- [Requirements] Every line below should be copied exactly; drop the pictures.

# START OF Material supplied

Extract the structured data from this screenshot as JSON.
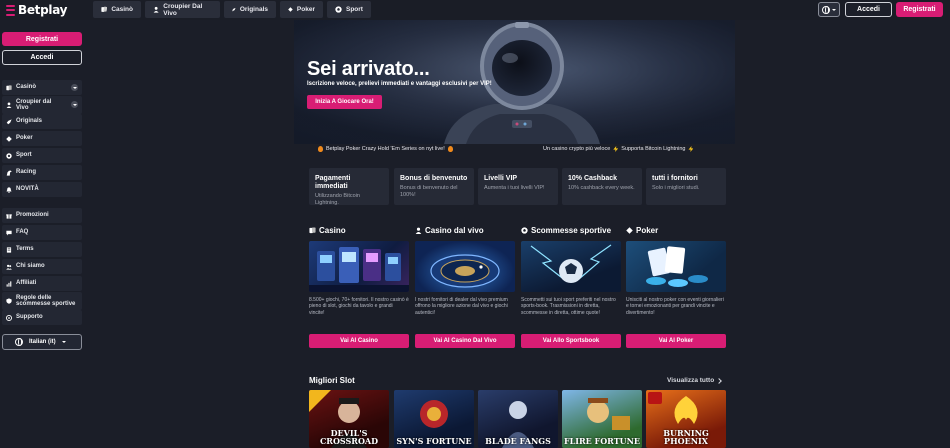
{
  "brand": {
    "name": "Betplay",
    "accent": "#d81d74"
  },
  "topnav": [
    {
      "label": "Casinò",
      "icon": "cards-icon"
    },
    {
      "label": "Croupier Dal Vivo",
      "icon": "dealer-icon"
    },
    {
      "label": "Originals",
      "icon": "rocket-icon"
    },
    {
      "label": "Poker",
      "icon": "diamond-icon"
    },
    {
      "label": "Sport",
      "icon": "football-icon"
    }
  ],
  "header": {
    "login_label": "Accedi",
    "register_label": "Registrati"
  },
  "sidebar": {
    "register_label": "Registrati",
    "login_label": "Accedi",
    "items": [
      {
        "label": "Casinò",
        "icon": "cards-icon"
      },
      {
        "label": "Croupier dal Vivo",
        "icon": "dealer-icon"
      },
      {
        "label": "Originals",
        "icon": "rocket-icon"
      },
      {
        "label": "Poker",
        "icon": "diamond-icon"
      },
      {
        "label": "Sport",
        "icon": "football-icon"
      },
      {
        "label": "Racing",
        "icon": "horse-icon"
      },
      {
        "label": "NOVITÀ",
        "icon": "bell-icon"
      }
    ],
    "items2": [
      {
        "label": "Promozioni",
        "icon": "gift-icon"
      },
      {
        "label": "FAQ",
        "icon": "chat-icon"
      },
      {
        "label": "Terms",
        "icon": "document-icon"
      },
      {
        "label": "Chi siamo",
        "icon": "users-icon"
      },
      {
        "label": "Affiliati",
        "icon": "chart-icon"
      },
      {
        "label": "Regole delle scommesse sportive",
        "icon": "rules-icon"
      },
      {
        "label": "Supporto",
        "icon": "support-icon"
      }
    ],
    "language_label": "Italian (it)"
  },
  "hero": {
    "title": "Sei arrivato...",
    "subtitle": "Iscrizione veloce, prelievi immediati e vantaggi esclusivi per VIP!",
    "cta": "Inizia A Giocare Ora!"
  },
  "ticker": {
    "left": "Betplay Poker Crazy Hold 'Em Series on nyt live!",
    "right_1": "Un casino crypto più veloce",
    "right_2": "Supporta Bitcoin Lightning"
  },
  "features": [
    {
      "title": "Pagamenti immediati",
      "desc": "Utilizzando Bitcoin Lightning."
    },
    {
      "title": "Bonus di benvenuto",
      "desc": "Bonus di benvenuto del 100%!"
    },
    {
      "title": "Livelli VIP",
      "desc": "Aumenta i tuoi livelli VIP!"
    },
    {
      "title": "10% Cashback",
      "desc": "10% cashback every week."
    },
    {
      "title": "tutti i fornitori",
      "desc": "Solo i migliori studi."
    }
  ],
  "categories": [
    {
      "title": "Casino",
      "icon": "cards-icon",
      "desc": "8.500+ giochi, 70+ fornitori. Il nostro casinò è pieno di slot, giochi da tavolo e grandi vincite!",
      "button": "Vai Al Casino"
    },
    {
      "title": "Casino dal vivo",
      "icon": "dealer-icon",
      "desc": "I nostri fornitori di dealer dal vivo premium offrono la migliore azione dal vivo e giochi autentici!",
      "button": "Vai Al Casino Dal Vivo"
    },
    {
      "title": "Scommesse sportive",
      "icon": "football-icon",
      "desc": "Scommetti sui tuoi sport preferiti nel nostro sports-book. Trasmissioni in diretta, scommesse in diretta, ottime quote!",
      "button": "Vai Allo Sportsbook"
    },
    {
      "title": "Poker",
      "icon": "diamond-icon",
      "desc": "Unisciti al nostro poker con eventi giornalieri e tornei emozionanti per grandi vincite e divertimento!",
      "button": "Vai Al Poker"
    }
  ],
  "slots": {
    "title": "Migliori Slot",
    "view_all": "Visualizza tutto",
    "items": [
      {
        "name": "DEVIL'S CROSSROAD"
      },
      {
        "name": "SYN'S FORTUNE"
      },
      {
        "name": "BLADE FANGS"
      },
      {
        "name": "FLIRE FORTUNE"
      },
      {
        "name": "BURNING PHOENIX"
      }
    ]
  }
}
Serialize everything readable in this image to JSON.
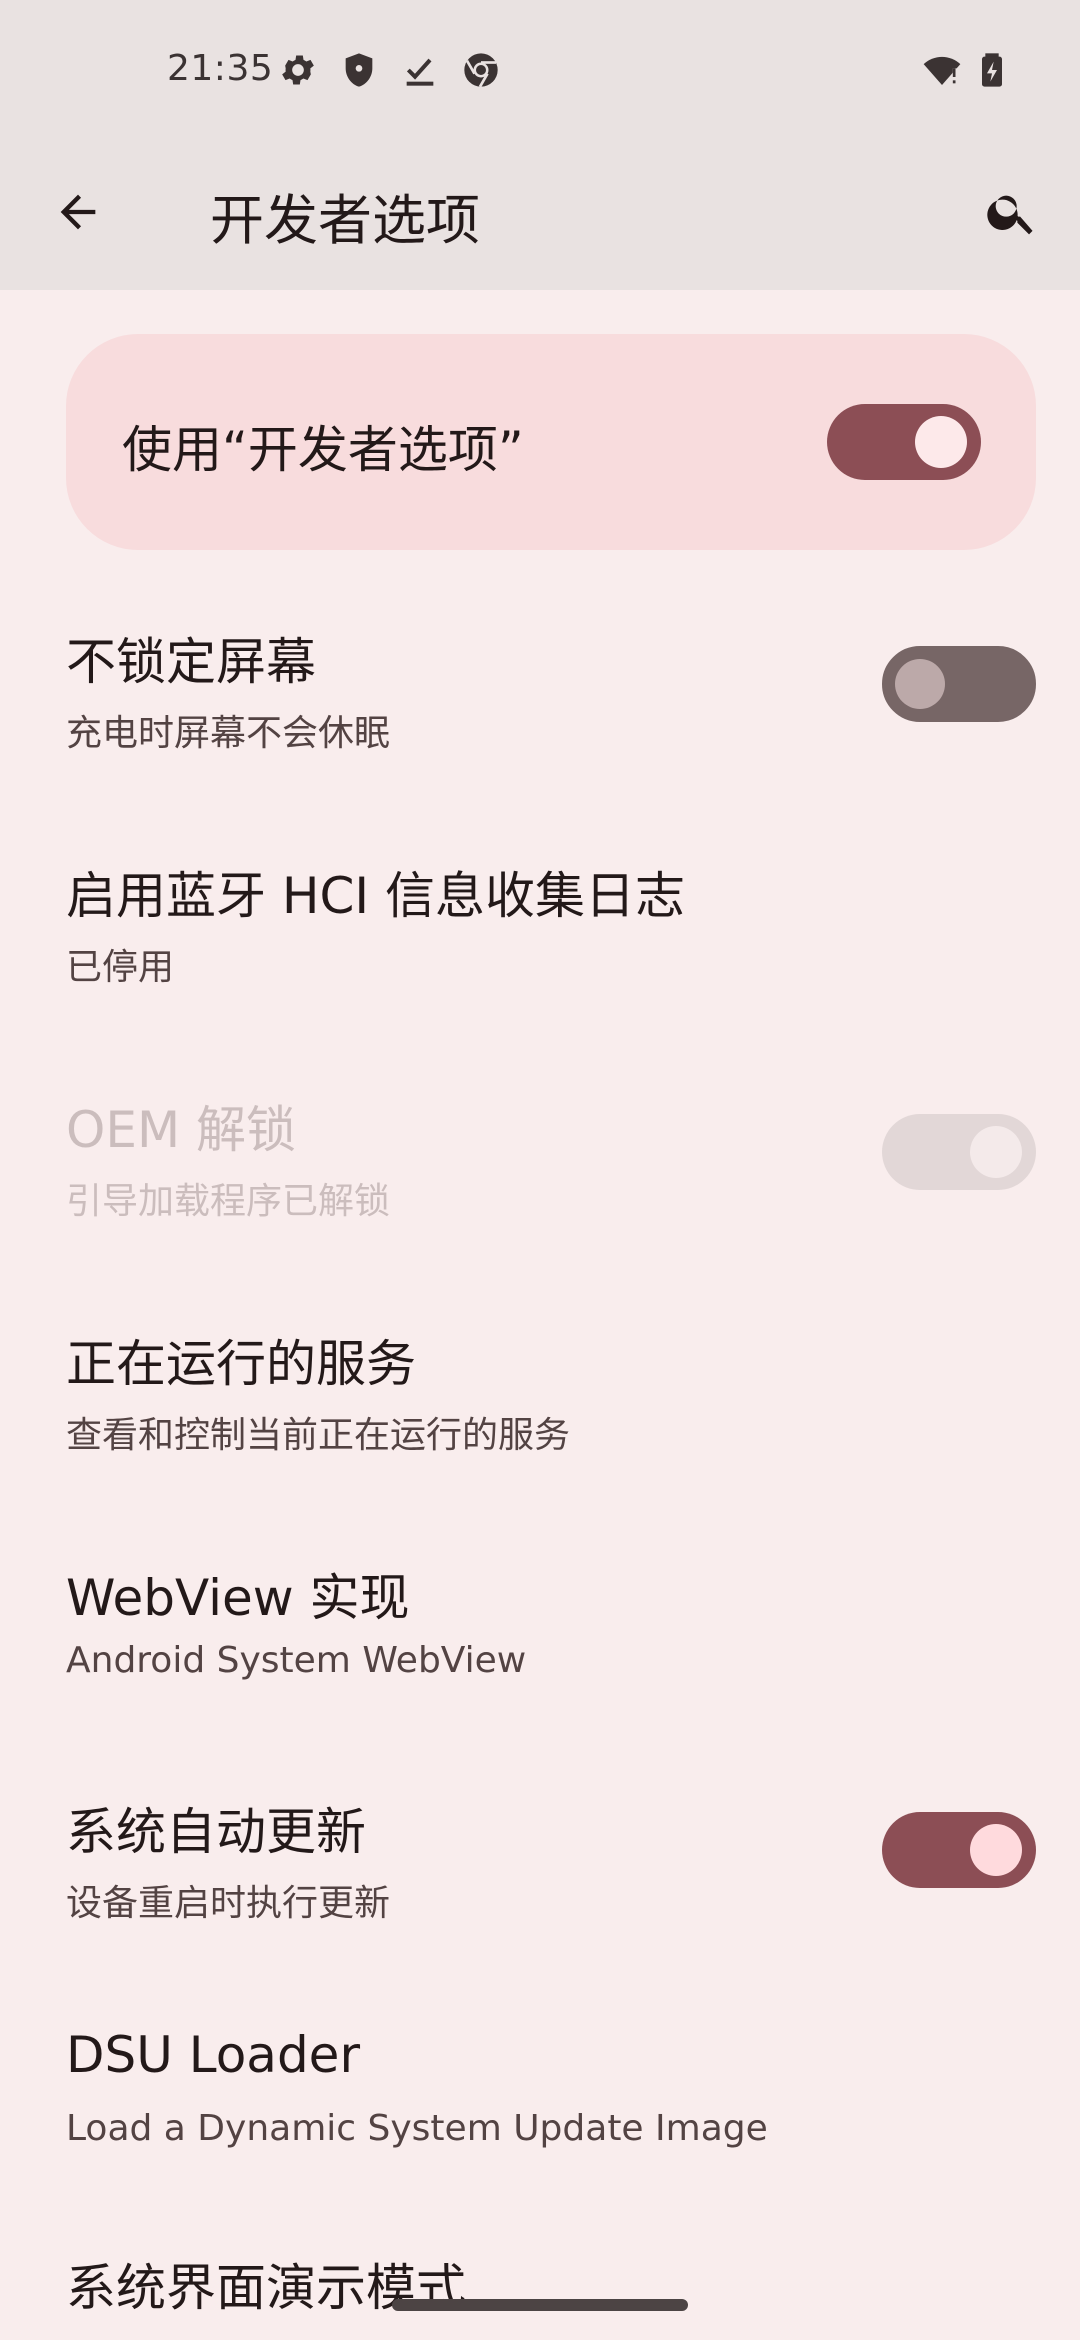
{
  "status_bar": {
    "time": "21:35",
    "icons": [
      "gear-icon",
      "shield-icon",
      "download-done-icon",
      "chrome-icon",
      "wifi-icon",
      "battery-charging-icon"
    ]
  },
  "app_bar": {
    "title": "开发者选项"
  },
  "master_toggle": {
    "label": "使用“开发者选项”",
    "checked": true
  },
  "settings": [
    {
      "title": "不锁定屏幕",
      "summary": "充电时屏幕不会休眠",
      "toggle": "off"
    },
    {
      "title": "启用蓝牙 HCI 信息收集日志",
      "summary": "已停用"
    },
    {
      "title": "OEM 解锁",
      "summary": "引导加载程序已解锁",
      "toggle": "disabled-on"
    },
    {
      "title": "正在运行的服务",
      "summary": "查看和控制当前正在运行的服务"
    },
    {
      "title": "WebView 实现",
      "summary": "Android System WebView"
    },
    {
      "title": "系统自动更新",
      "summary": "设备重启时执行更新",
      "toggle": "on"
    },
    {
      "title": "DSU Loader",
      "summary": "Load a Dynamic System Update Image"
    },
    {
      "title": "系统界面演示模式"
    }
  ],
  "colors": {
    "background": "#f9eded",
    "bar": "#e9e2e1",
    "card": "#f8dcdd",
    "accent": "#8c4e55"
  }
}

# END OF Material supplied

- [Result]
Extract the structured data from this screenshot as JSON.
{
  "brand": {
    "name": "Betplay",
    "accent": "#d81d74"
  },
  "topnav": [
    {
      "label": "Casinò",
      "icon": "cards-icon"
    },
    {
      "label": "Croupier Dal Vivo",
      "icon": "dealer-icon"
    },
    {
      "label": "Originals",
      "icon": "rocket-icon"
    },
    {
      "label": "Poker",
      "icon": "diamond-icon"
    },
    {
      "label": "Sport",
      "icon": "football-icon"
    }
  ],
  "header": {
    "login_label": "Accedi",
    "register_label": "Registrati"
  },
  "sidebar": {
    "register_label": "Registrati",
    "login_label": "Accedi",
    "items": [
      {
        "label": "Casinò",
        "icon": "cards-icon"
      },
      {
        "label": "Croupier dal Vivo",
        "icon": "dealer-icon"
      },
      {
        "label": "Originals",
        "icon": "rocket-icon"
      },
      {
        "label": "Poker",
        "icon": "diamond-icon"
      },
      {
        "label": "Sport",
        "icon": "football-icon"
      },
      {
        "label": "Racing",
        "icon": "horse-icon"
      },
      {
        "label": "NOVITÀ",
        "icon": "bell-icon"
      }
    ],
    "items2": [
      {
        "label": "Promozioni",
        "icon": "gift-icon"
      },
      {
        "label": "FAQ",
        "icon": "chat-icon"
      },
      {
        "label": "Terms",
        "icon": "document-icon"
      },
      {
        "label": "Chi siamo",
        "icon": "users-icon"
      },
      {
        "label": "Affiliati",
        "icon": "chart-icon"
      },
      {
        "label": "Regole delle scommesse sportive",
        "icon": "rules-icon"
      },
      {
        "label": "Supporto",
        "icon": "support-icon"
      }
    ],
    "language_label": "Italian (it)"
  },
  "hero": {
    "title": "Sei arrivato...",
    "subtitle": "Iscrizione veloce, prelievi immediati e vantaggi esclusivi per VIP!",
    "cta": "Inizia A Giocare Ora!"
  },
  "ticker": {
    "left": "Betplay Poker Crazy Hold 'Em Series on nyt live!",
    "right_1": "Un casino crypto più veloce",
    "right_2": "Supporta Bitcoin Lightning"
  },
  "features": [
    {
      "title": "Pagamenti immediati",
      "desc": "Utilizzando Bitcoin Lightning."
    },
    {
      "title": "Bonus di benvenuto",
      "desc": "Bonus di benvenuto del 100%!"
    },
    {
      "title": "Livelli VIP",
      "desc": "Aumenta i tuoi livelli VIP!"
    },
    {
      "title": "10% Cashback",
      "desc": "10% cashback every week."
    },
    {
      "title": "tutti i fornitori",
      "desc": "Solo i migliori studi."
    }
  ],
  "categories": [
    {
      "title": "Casino",
      "icon": "cards-icon",
      "desc": "8.500+ giochi, 70+ fornitori. Il nostro casinò è pieno di slot, giochi da tavolo e grandi vincite!",
      "button": "Vai Al Casino"
    },
    {
      "title": "Casino dal vivo",
      "icon": "dealer-icon",
      "desc": "I nostri fornitori di dealer dal vivo premium offrono la migliore azione dal vivo e giochi autentici!",
      "button": "Vai Al Casino Dal Vivo"
    },
    {
      "title": "Scommesse sportive",
      "icon": "football-icon",
      "desc": "Scommetti sui tuoi sport preferiti nel nostro sports-book. Trasmissioni in diretta, scommesse in diretta, ottime quote!",
      "button": "Vai Allo Sportsbook"
    },
    {
      "title": "Poker",
      "icon": "diamond-icon",
      "desc": "Unisciti al nostro poker con eventi giornalieri e tornei emozionanti per grandi vincite e divertimento!",
      "button": "Vai Al Poker"
    }
  ],
  "slots": {
    "title": "Migliori Slot",
    "view_all": "Visualizza tutto",
    "items": [
      {
        "name": "DEVIL'S CROSSROAD"
      },
      {
        "name": "SYN'S FORTUNE"
      },
      {
        "name": "BLADE FANGS"
      },
      {
        "name": "FLIRE FORTUNE"
      },
      {
        "name": "BURNING PHOENIX"
      }
    ]
  }
}
Serialize everything readable in this image to JSON.
{
  "status_bar": {
    "time": "21:35",
    "icons": [
      "gear-icon",
      "shield-icon",
      "download-done-icon",
      "chrome-icon",
      "wifi-icon",
      "battery-charging-icon"
    ]
  },
  "app_bar": {
    "title": "开发者选项"
  },
  "master_toggle": {
    "label": "使用“开发者选项”",
    "checked": true
  },
  "settings": [
    {
      "title": "不锁定屏幕",
      "summary": "充电时屏幕不会休眠",
      "toggle": "off"
    },
    {
      "title": "启用蓝牙 HCI 信息收集日志",
      "summary": "已停用"
    },
    {
      "title": "OEM 解锁",
      "summary": "引导加载程序已解锁",
      "toggle": "disabled-on"
    },
    {
      "title": "正在运行的服务",
      "summary": "查看和控制当前正在运行的服务"
    },
    {
      "title": "WebView 实现",
      "summary": "Android System WebView"
    },
    {
      "title": "系统自动更新",
      "summary": "设备重启时执行更新",
      "toggle": "on"
    },
    {
      "title": "DSU Loader",
      "summary": "Load a Dynamic System Update Image"
    },
    {
      "title": "系统界面演示模式"
    }
  ],
  "colors": {
    "background": "#f9eded",
    "bar": "#e9e2e1",
    "card": "#f8dcdd",
    "accent": "#8c4e55"
  }
}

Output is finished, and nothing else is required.